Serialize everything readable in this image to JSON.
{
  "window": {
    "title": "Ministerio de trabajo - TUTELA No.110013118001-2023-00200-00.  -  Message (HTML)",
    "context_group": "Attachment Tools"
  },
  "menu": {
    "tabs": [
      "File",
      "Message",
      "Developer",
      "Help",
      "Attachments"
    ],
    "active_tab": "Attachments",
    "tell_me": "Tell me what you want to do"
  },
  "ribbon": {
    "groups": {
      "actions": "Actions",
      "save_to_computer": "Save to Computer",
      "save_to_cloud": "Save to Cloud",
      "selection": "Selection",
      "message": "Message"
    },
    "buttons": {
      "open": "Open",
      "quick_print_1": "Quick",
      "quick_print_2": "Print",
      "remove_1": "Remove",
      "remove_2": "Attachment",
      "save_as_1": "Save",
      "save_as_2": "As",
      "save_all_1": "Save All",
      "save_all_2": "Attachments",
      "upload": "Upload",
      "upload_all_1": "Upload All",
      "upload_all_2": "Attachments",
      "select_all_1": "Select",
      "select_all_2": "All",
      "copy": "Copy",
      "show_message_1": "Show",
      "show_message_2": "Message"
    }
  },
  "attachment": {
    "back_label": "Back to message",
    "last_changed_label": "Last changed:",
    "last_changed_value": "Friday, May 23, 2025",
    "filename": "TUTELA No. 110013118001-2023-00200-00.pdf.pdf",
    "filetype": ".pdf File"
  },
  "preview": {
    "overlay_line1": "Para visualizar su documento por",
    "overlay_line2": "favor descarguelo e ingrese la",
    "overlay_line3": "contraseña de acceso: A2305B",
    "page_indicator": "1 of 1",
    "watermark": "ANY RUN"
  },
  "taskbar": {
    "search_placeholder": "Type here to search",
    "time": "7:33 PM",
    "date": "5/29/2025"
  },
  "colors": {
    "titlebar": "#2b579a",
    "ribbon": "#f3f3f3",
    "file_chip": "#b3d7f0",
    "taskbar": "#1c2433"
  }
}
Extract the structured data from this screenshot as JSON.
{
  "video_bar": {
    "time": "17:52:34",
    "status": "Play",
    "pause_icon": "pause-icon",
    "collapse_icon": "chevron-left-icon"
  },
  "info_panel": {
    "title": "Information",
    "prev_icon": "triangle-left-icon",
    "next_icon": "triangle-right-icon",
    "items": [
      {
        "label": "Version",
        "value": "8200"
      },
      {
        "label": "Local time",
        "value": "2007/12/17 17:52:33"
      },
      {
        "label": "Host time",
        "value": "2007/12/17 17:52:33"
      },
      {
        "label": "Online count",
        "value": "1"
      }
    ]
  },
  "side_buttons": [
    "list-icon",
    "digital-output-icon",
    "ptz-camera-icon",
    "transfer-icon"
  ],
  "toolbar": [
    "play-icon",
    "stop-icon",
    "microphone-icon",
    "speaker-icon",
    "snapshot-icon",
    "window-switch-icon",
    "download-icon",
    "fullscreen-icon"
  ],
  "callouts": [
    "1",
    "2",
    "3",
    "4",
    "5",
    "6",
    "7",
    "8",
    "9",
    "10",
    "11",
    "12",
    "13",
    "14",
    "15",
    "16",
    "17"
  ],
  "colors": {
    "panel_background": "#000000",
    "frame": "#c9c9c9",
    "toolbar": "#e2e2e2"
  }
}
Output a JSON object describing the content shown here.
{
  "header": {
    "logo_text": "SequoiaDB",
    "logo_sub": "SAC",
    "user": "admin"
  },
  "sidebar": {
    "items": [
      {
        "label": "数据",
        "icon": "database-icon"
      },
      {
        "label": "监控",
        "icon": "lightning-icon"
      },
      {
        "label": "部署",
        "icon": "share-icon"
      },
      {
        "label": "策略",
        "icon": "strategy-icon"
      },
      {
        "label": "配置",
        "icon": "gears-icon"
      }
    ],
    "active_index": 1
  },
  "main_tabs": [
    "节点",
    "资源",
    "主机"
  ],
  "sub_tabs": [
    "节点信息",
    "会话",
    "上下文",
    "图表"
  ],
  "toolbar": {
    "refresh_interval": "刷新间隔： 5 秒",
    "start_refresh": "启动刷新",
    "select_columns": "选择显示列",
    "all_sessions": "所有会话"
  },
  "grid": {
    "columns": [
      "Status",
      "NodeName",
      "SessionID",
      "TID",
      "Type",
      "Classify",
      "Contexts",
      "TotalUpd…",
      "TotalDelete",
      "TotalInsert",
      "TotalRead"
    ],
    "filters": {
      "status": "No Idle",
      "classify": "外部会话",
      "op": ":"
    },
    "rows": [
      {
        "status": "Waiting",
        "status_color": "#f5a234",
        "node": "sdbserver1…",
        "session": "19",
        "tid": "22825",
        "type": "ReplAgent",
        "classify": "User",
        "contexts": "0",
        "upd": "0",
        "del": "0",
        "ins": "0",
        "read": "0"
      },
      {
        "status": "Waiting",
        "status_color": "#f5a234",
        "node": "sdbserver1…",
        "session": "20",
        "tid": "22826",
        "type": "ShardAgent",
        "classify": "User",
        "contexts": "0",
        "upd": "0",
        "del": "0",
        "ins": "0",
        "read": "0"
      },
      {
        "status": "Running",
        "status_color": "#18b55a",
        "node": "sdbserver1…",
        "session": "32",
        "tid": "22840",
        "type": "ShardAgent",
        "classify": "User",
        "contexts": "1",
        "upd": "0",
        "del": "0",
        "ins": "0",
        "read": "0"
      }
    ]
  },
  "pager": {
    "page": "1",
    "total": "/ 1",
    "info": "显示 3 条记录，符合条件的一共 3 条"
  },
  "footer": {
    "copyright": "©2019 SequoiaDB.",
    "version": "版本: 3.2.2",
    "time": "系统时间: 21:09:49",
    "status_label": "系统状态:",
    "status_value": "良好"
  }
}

> Exercise details
Could you transcribe the records in full, exactly?

> Result of the task
Serialize everything readable in this image to JSON.
{
  "window": {
    "title": "Ministerio de trabajo - TUTELA No.110013118001-2023-00200-00.  -  Message (HTML)",
    "context_group": "Attachment Tools"
  },
  "menu": {
    "tabs": [
      "File",
      "Message",
      "Developer",
      "Help",
      "Attachments"
    ],
    "active_tab": "Attachments",
    "tell_me": "Tell me what you want to do"
  },
  "ribbon": {
    "groups": {
      "actions": "Actions",
      "save_to_computer": "Save to Computer",
      "save_to_cloud": "Save to Cloud",
      "selection": "Selection",
      "message": "Message"
    },
    "buttons": {
      "open": "Open",
      "quick_print_1": "Quick",
      "quick_print_2": "Print",
      "remove_1": "Remove",
      "remove_2": "Attachment",
      "save_as_1": "Save",
      "save_as_2": "As",
      "save_all_1": "Save All",
      "save_all_2": "Attachments",
      "upload": "Upload",
      "upload_all_1": "Upload All",
      "upload_all_2": "Attachments",
      "select_all_1": "Select",
      "select_all_2": "All",
      "copy": "Copy",
      "show_message_1": "Show",
      "show_message_2": "Message"
    }
  },
  "attachment": {
    "back_label": "Back to message",
    "last_changed_label": "Last changed:",
    "last_changed_value": "Friday, May 23, 2025",
    "filename": "TUTELA No. 110013118001-2023-00200-00.pdf.pdf",
    "filetype": ".pdf File"
  },
  "preview": {
    "overlay_line1": "Para visualizar su documento por",
    "overlay_line2": "favor descarguelo e ingrese la",
    "overlay_line3": "contraseña de acceso: A2305B",
    "page_indicator": "1 of 1",
    "watermark": "ANY RUN"
  },
  "taskbar": {
    "search_placeholder": "Type here to search",
    "time": "7:33 PM",
    "date": "5/29/2025"
  },
  "colors": {
    "titlebar": "#2b579a",
    "ribbon": "#f3f3f3",
    "file_chip": "#b3d7f0",
    "taskbar": "#1c2433"
  }
}
Extract the structured data from this screenshot as JSON.
{
  "video_bar": {
    "time": "17:52:34",
    "status": "Play",
    "pause_icon": "pause-icon",
    "collapse_icon": "chevron-left-icon"
  },
  "info_panel": {
    "title": "Information",
    "prev_icon": "triangle-left-icon",
    "next_icon": "triangle-right-icon",
    "items": [
      {
        "label": "Version",
        "value": "8200"
      },
      {
        "label": "Local time",
        "value": "2007/12/17 17:52:33"
      },
      {
        "label": "Host time",
        "value": "2007/12/17 17:52:33"
      },
      {
        "label": "Online count",
        "value": "1"
      }
    ]
  },
  "side_buttons": [
    "list-icon",
    "digital-output-icon",
    "ptz-camera-icon",
    "transfer-icon"
  ],
  "toolbar": [
    "play-icon",
    "stop-icon",
    "microphone-icon",
    "speaker-icon",
    "snapshot-icon",
    "window-switch-icon",
    "download-icon",
    "fullscreen-icon"
  ],
  "callouts": [
    "1",
    "2",
    "3",
    "4",
    "5",
    "6",
    "7",
    "8",
    "9",
    "10",
    "11",
    "12",
    "13",
    "14",
    "15",
    "16",
    "17"
  ],
  "colors": {
    "panel_background": "#000000",
    "frame": "#c9c9c9",
    "toolbar": "#e2e2e2"
  }
}
Output a JSON object describing the content shown here.
{
  "header": {
    "logo_text": "SequoiaDB",
    "logo_sub": "SAC",
    "user": "admin"
  },
  "sidebar": {
    "items": [
      {
        "label": "数据",
        "icon": "database-icon"
      },
      {
        "label": "监控",
        "icon": "lightning-icon"
      },
      {
        "label": "部署",
        "icon": "share-icon"
      },
      {
        "label": "策略",
        "icon": "strategy-icon"
      },
      {
        "label": "配置",
        "icon": "gears-icon"
      }
    ],
    "active_index": 1
  },
  "main_tabs": [
    "节点",
    "资源",
    "主机"
  ],
  "sub_tabs": [
    "节点信息",
    "会话",
    "上下文",
    "图表"
  ],
  "toolbar": {
    "refresh_interval": "刷新间隔： 5 秒",
    "start_refresh": "启动刷新",
    "select_columns": "选择显示列",
    "all_sessions": "所有会话"
  },
  "grid": {
    "columns": [
      "Status",
      "NodeName",
      "SessionID",
      "TID",
      "Type",
      "Classify",
      "Contexts",
      "TotalUpd…",
      "TotalDelete",
      "TotalInsert",
      "TotalRead"
    ],
    "filters": {
      "status": "No Idle",
      "classify": "外部会话",
      "op": ":"
    },
    "rows": [
      {
        "status": "Waiting",
        "status_color": "#f5a234",
        "node": "sdbserver1…",
        "session": "19",
        "tid": "22825",
        "type": "ReplAgent",
        "classify": "User",
        "contexts": "0",
        "upd": "0",
        "del": "0",
        "ins": "0",
        "read": "0"
      },
      {
        "status": "Waiting",
        "status_color": "#f5a234",
        "node": "sdbserver1…",
        "session": "20",
        "tid": "22826",
        "type": "ShardAgent",
        "classify": "User",
        "contexts": "0",
        "upd": "0",
        "del": "0",
        "ins": "0",
        "read": "0"
      },
      {
        "status": "Running",
        "status_color": "#18b55a",
        "node": "sdbserver1…",
        "session": "32",
        "tid": "22840",
        "type": "ShardAgent",
        "classify": "User",
        "contexts": "1",
        "upd": "0",
        "del": "0",
        "ins": "0",
        "read": "0"
      }
    ]
  },
  "pager": {
    "page": "1",
    "total": "/ 1",
    "info": "显示 3 条记录，符合条件的一共 3 条"
  },
  "footer": {
    "copyright": "©2019 SequoiaDB.",
    "version": "版本: 3.2.2",
    "time": "系统时间: 21:09:49",
    "status_label": "系统状态:",
    "status_value": "良好"
  }
}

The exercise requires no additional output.